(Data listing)
※ ※ ※
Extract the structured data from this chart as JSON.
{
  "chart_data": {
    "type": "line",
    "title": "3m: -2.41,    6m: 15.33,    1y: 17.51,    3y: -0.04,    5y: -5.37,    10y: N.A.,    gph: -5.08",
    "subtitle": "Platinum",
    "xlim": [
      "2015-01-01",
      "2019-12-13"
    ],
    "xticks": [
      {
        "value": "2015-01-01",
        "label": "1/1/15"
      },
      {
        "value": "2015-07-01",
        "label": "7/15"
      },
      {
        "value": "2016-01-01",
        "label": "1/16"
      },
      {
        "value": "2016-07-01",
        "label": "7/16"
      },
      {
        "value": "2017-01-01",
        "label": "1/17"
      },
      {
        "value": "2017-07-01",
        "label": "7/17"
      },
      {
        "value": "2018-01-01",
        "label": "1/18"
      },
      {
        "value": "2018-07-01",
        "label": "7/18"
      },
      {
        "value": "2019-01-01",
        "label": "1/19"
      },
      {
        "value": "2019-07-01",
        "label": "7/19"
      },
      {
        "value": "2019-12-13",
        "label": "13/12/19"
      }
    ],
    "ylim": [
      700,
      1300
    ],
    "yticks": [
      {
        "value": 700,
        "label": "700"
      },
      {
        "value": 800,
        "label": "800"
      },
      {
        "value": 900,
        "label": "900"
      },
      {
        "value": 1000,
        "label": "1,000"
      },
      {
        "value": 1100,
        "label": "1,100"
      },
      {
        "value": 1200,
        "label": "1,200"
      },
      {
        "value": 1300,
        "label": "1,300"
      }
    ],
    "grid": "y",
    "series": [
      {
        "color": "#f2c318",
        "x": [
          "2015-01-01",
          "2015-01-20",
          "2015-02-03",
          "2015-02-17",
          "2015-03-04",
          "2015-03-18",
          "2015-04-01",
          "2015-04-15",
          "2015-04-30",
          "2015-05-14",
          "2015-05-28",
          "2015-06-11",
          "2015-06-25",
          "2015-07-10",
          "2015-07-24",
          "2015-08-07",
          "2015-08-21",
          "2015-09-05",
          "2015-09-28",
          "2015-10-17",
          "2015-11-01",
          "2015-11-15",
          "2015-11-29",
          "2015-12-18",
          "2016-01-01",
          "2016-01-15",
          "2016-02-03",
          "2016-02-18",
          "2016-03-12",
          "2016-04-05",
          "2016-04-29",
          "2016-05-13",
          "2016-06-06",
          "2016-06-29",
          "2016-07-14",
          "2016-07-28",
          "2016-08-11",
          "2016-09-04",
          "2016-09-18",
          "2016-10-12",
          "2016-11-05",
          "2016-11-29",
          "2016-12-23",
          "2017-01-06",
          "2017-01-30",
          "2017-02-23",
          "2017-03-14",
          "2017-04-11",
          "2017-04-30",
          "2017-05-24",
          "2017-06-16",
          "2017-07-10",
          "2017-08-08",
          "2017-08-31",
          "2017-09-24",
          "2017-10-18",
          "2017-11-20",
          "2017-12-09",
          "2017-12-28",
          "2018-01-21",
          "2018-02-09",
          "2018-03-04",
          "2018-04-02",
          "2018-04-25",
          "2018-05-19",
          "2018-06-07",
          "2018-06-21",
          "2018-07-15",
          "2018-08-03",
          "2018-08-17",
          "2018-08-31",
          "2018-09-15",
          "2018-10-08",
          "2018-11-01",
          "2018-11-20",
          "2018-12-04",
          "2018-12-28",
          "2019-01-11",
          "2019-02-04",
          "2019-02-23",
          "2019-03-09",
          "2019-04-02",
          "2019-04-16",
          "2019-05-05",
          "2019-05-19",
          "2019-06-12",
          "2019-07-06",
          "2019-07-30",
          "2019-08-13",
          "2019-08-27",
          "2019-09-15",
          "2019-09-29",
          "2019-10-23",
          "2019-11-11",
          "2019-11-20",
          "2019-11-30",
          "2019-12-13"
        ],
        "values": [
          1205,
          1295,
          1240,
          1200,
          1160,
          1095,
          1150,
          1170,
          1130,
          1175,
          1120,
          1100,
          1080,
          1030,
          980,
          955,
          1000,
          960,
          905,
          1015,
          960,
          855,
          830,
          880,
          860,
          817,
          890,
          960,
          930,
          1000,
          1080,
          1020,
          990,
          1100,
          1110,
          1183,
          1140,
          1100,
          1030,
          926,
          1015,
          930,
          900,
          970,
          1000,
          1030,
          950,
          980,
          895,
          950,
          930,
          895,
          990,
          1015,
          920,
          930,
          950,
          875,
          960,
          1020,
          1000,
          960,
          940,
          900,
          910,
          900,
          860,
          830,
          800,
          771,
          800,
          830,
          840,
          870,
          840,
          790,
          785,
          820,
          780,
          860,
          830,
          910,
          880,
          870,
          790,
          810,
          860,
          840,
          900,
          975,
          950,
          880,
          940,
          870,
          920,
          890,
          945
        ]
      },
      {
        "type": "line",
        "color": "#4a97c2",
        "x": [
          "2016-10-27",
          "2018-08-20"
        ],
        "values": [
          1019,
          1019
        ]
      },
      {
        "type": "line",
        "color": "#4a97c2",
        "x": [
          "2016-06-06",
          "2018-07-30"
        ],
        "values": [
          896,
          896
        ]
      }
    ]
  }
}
※ ※ ※
**Exercise directions:** Repeat all of the entries exactly.

**Solution for this problem:**
Extract the structured data from this chart as JSON.
{
  "chart_data": {
    "type": "line",
    "title": "3m: -2.41,    6m: 15.33,    1y: 17.51,    3y: -0.04,    5y: -5.37,    10y: N.A.,    gph: -5.08",
    "subtitle": "Platinum",
    "xlim": [
      "2015-01-01",
      "2019-12-13"
    ],
    "xticks": [
      {
        "value": "2015-01-01",
        "label": "1/1/15"
      },
      {
        "value": "2015-07-01",
        "label": "7/15"
      },
      {
        "value": "2016-01-01",
        "label": "1/16"
      },
      {
        "value": "2016-07-01",
        "label": "7/16"
      },
      {
        "value": "2017-01-01",
        "label": "1/17"
      },
      {
        "value": "2017-07-01",
        "label": "7/17"
      },
      {
        "value": "2018-01-01",
        "label": "1/18"
      },
      {
        "value": "2018-07-01",
        "label": "7/18"
      },
      {
        "value": "2019-01-01",
        "label": "1/19"
      },
      {
        "value": "2019-07-01",
        "label": "7/19"
      },
      {
        "value": "2019-12-13",
        "label": "13/12/19"
      }
    ],
    "ylim": [
      700,
      1300
    ],
    "yticks": [
      {
        "value": 700,
        "label": "700"
      },
      {
        "value": 800,
        "label": "800"
      },
      {
        "value": 900,
        "label": "900"
      },
      {
        "value": 1000,
        "label": "1,000"
      },
      {
        "value": 1100,
        "label": "1,100"
      },
      {
        "value": 1200,
        "label": "1,200"
      },
      {
        "value": 1300,
        "label": "1,300"
      }
    ],
    "grid": "y",
    "series": [
      {
        "color": "#f2c318",
        "x": [
          "2015-01-01",
          "2015-01-20",
          "2015-02-03",
          "2015-02-17",
          "2015-03-04",
          "2015-03-18",
          "2015-04-01",
          "2015-04-15",
          "2015-04-30",
          "2015-05-14",
          "2015-05-28",
          "2015-06-11",
          "2015-06-25",
          "2015-07-10",
          "2015-07-24",
          "2015-08-07",
          "2015-08-21",
          "2015-09-05",
          "2015-09-28",
          "2015-10-17",
          "2015-11-01",
          "2015-11-15",
          "2015-11-29",
          "2015-12-18",
          "2016-01-01",
          "2016-01-15",
          "2016-02-03",
          "2016-02-18",
          "2016-03-12",
          "2016-04-05",
          "2016-04-29",
          "2016-05-13",
          "2016-06-06",
          "2016-06-29",
          "2016-07-14",
          "2016-07-28",
          "2016-08-11",
          "2016-09-04",
          "2016-09-18",
          "2016-10-12",
          "2016-11-05",
          "2016-11-29",
          "2016-12-23",
          "2017-01-06",
          "2017-01-30",
          "2017-02-23",
          "2017-03-14",
          "2017-04-11",
          "2017-04-30",
          "2017-05-24",
          "2017-06-16",
          "2017-07-10",
          "2017-08-08",
          "2017-08-31",
          "2017-09-24",
          "2017-10-18",
          "2017-11-20",
          "2017-12-09",
          "2017-12-28",
          "2018-01-21",
          "2018-02-09",
          "2018-03-04",
          "2018-04-02",
          "2018-04-25",
          "2018-05-19",
          "2018-06-07",
          "2018-06-21",
          "2018-07-15",
          "2018-08-03",
          "2018-08-17",
          "2018-08-31",
          "2018-09-15",
          "2018-10-08",
          "2018-11-01",
          "2018-11-20",
          "2018-12-04",
          "2018-12-28",
          "2019-01-11",
          "2019-02-04",
          "2019-02-23",
          "2019-03-09",
          "2019-04-02",
          "2019-04-16",
          "2019-05-05",
          "2019-05-19",
          "2019-06-12",
          "2019-07-06",
          "2019-07-30",
          "2019-08-13",
          "2019-08-27",
          "2019-09-15",
          "2019-09-29",
          "2019-10-23",
          "2019-11-11",
          "2019-11-20",
          "2019-11-30",
          "2019-12-13"
        ],
        "values": [
          1205,
          1295,
          1240,
          1200,
          1160,
          1095,
          1150,
          1170,
          1130,
          1175,
          1120,
          1100,
          1080,
          1030,
          980,
          955,
          1000,
          960,
          905,
          1015,
          960,
          855,
          830,
          880,
          860,
          817,
          890,
          960,
          930,
          1000,
          1080,
          1020,
          990,
          1100,
          1110,
          1183,
          1140,
          1100,
          1030,
          926,
          1015,
          930,
          900,
          970,
          1000,
          1030,
          950,
          980,
          895,
          950,
          930,
          895,
          990,
          1015,
          920,
          930,
          950,
          875,
          960,
          1020,
          1000,
          960,
          940,
          900,
          910,
          900,
          860,
          830,
          800,
          771,
          800,
          830,
          840,
          870,
          840,
          790,
          785,
          820,
          780,
          860,
          830,
          910,
          880,
          870,
          790,
          810,
          860,
          840,
          900,
          975,
          950,
          880,
          940,
          870,
          920,
          890,
          945
        ]
      },
      {
        "type": "line",
        "color": "#4a97c2",
        "x": [
          "2016-10-27",
          "2018-08-20"
        ],
        "values": [
          1019,
          1019
        ]
      },
      {
        "type": "line",
        "color": "#4a97c2",
        "x": [
          "2016-06-06",
          "2018-07-30"
        ],
        "values": [
          896,
          896
        ]
      }
    ]
  }
}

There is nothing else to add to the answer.